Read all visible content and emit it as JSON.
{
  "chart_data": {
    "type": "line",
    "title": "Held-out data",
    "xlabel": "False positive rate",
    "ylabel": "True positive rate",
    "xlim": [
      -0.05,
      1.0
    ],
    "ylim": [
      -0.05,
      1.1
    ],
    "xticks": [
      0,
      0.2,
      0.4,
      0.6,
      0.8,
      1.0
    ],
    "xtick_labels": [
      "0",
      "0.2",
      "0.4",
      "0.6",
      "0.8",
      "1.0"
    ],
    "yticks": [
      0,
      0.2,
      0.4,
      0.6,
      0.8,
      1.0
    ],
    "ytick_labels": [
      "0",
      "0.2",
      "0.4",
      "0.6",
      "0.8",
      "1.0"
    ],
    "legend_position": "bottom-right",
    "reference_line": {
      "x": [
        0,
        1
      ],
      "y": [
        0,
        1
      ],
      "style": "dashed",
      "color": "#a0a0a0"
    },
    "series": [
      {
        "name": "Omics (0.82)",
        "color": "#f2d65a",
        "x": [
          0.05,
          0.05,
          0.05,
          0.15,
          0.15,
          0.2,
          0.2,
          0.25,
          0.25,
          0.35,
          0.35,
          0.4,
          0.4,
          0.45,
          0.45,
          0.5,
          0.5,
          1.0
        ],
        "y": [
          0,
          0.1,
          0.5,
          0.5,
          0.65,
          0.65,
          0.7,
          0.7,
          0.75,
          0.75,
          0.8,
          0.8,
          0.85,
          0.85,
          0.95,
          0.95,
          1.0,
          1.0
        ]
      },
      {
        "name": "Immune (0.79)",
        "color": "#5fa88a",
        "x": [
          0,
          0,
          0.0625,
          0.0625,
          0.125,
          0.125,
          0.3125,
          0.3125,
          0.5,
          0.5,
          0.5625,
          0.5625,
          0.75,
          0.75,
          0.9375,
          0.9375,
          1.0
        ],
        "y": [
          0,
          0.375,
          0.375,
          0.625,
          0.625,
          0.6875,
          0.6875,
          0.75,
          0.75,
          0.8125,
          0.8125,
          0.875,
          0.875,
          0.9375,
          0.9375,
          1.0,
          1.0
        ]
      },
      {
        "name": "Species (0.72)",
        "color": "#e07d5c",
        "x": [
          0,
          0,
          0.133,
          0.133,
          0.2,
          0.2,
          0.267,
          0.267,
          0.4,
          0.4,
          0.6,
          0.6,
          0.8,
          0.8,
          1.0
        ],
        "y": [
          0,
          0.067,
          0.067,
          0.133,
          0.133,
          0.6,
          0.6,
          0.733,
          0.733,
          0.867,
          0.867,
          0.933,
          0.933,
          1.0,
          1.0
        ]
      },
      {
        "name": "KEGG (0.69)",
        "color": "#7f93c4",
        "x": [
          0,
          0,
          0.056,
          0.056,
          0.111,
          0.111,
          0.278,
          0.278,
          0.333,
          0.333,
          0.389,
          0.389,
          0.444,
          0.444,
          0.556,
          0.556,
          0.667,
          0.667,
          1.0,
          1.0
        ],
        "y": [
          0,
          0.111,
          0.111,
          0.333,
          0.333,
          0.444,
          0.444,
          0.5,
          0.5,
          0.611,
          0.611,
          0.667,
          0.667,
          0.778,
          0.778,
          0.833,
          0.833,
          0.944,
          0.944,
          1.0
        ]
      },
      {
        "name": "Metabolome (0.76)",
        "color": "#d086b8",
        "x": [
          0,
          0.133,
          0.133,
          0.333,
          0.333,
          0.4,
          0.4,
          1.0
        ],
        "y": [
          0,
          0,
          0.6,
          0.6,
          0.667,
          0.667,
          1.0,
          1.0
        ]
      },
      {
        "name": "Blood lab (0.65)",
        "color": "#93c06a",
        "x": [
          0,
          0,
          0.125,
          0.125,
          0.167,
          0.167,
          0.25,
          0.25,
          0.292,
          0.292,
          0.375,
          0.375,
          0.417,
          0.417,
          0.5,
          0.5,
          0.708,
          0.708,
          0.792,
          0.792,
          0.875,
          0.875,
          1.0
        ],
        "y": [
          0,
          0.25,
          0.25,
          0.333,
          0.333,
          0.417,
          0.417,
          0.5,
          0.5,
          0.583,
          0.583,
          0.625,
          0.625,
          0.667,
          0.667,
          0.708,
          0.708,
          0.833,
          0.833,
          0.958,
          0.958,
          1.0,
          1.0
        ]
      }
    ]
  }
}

************

All of the entries should be written out again exactly.

Read all visible content and emit it as JSON.
{
  "chart_data": {
    "type": "line",
    "title": "Held-out data",
    "xlabel": "False positive rate",
    "ylabel": "True positive rate",
    "xlim": [
      -0.05,
      1.0
    ],
    "ylim": [
      -0.05,
      1.1
    ],
    "xticks": [
      0,
      0.2,
      0.4,
      0.6,
      0.8,
      1.0
    ],
    "xtick_labels": [
      "0",
      "0.2",
      "0.4",
      "0.6",
      "0.8",
      "1.0"
    ],
    "yticks": [
      0,
      0.2,
      0.4,
      0.6,
      0.8,
      1.0
    ],
    "ytick_labels": [
      "0",
      "0.2",
      "0.4",
      "0.6",
      "0.8",
      "1.0"
    ],
    "legend_position": "bottom-right",
    "reference_line": {
      "x": [
        0,
        1
      ],
      "y": [
        0,
        1
      ],
      "style": "dashed",
      "color": "#a0a0a0"
    },
    "series": [
      {
        "name": "Omics (0.82)",
        "color": "#f2d65a",
        "x": [
          0.05,
          0.05,
          0.05,
          0.15,
          0.15,
          0.2,
          0.2,
          0.25,
          0.25,
          0.35,
          0.35,
          0.4,
          0.4,
          0.45,
          0.45,
          0.5,
          0.5,
          1.0
        ],
        "y": [
          0,
          0.1,
          0.5,
          0.5,
          0.65,
          0.65,
          0.7,
          0.7,
          0.75,
          0.75,
          0.8,
          0.8,
          0.85,
          0.85,
          0.95,
          0.95,
          1.0,
          1.0
        ]
      },
      {
        "name": "Immune (0.79)",
        "color": "#5fa88a",
        "x": [
          0,
          0,
          0.0625,
          0.0625,
          0.125,
          0.125,
          0.3125,
          0.3125,
          0.5,
          0.5,
          0.5625,
          0.5625,
          0.75,
          0.75,
          0.9375,
          0.9375,
          1.0
        ],
        "y": [
          0,
          0.375,
          0.375,
          0.625,
          0.625,
          0.6875,
          0.6875,
          0.75,
          0.75,
          0.8125,
          0.8125,
          0.875,
          0.875,
          0.9375,
          0.9375,
          1.0,
          1.0
        ]
      },
      {
        "name": "Species (0.72)",
        "color": "#e07d5c",
        "x": [
          0,
          0,
          0.133,
          0.133,
          0.2,
          0.2,
          0.267,
          0.267,
          0.4,
          0.4,
          0.6,
          0.6,
          0.8,
          0.8,
          1.0
        ],
        "y": [
          0,
          0.067,
          0.067,
          0.133,
          0.133,
          0.6,
          0.6,
          0.733,
          0.733,
          0.867,
          0.867,
          0.933,
          0.933,
          1.0,
          1.0
        ]
      },
      {
        "name": "KEGG (0.69)",
        "color": "#7f93c4",
        "x": [
          0,
          0,
          0.056,
          0.056,
          0.111,
          0.111,
          0.278,
          0.278,
          0.333,
          0.333,
          0.389,
          0.389,
          0.444,
          0.444,
          0.556,
          0.556,
          0.667,
          0.667,
          1.0,
          1.0
        ],
        "y": [
          0,
          0.111,
          0.111,
          0.333,
          0.333,
          0.444,
          0.444,
          0.5,
          0.5,
          0.611,
          0.611,
          0.667,
          0.667,
          0.778,
          0.778,
          0.833,
          0.833,
          0.944,
          0.944,
          1.0
        ]
      },
      {
        "name": "Metabolome (0.76)",
        "color": "#d086b8",
        "x": [
          0,
          0.133,
          0.133,
          0.333,
          0.333,
          0.4,
          0.4,
          1.0
        ],
        "y": [
          0,
          0,
          0.6,
          0.6,
          0.667,
          0.667,
          1.0,
          1.0
        ]
      },
      {
        "name": "Blood lab (0.65)",
        "color": "#93c06a",
        "x": [
          0,
          0,
          0.125,
          0.125,
          0.167,
          0.167,
          0.25,
          0.25,
          0.292,
          0.292,
          0.375,
          0.375,
          0.417,
          0.417,
          0.5,
          0.5,
          0.708,
          0.708,
          0.792,
          0.792,
          0.875,
          0.875,
          1.0
        ],
        "y": [
          0,
          0.25,
          0.25,
          0.333,
          0.333,
          0.417,
          0.417,
          0.5,
          0.5,
          0.583,
          0.583,
          0.625,
          0.625,
          0.667,
          0.667,
          0.708,
          0.708,
          0.833,
          0.833,
          0.958,
          0.958,
          1.0,
          1.0
        ]
      }
    ]
  }
}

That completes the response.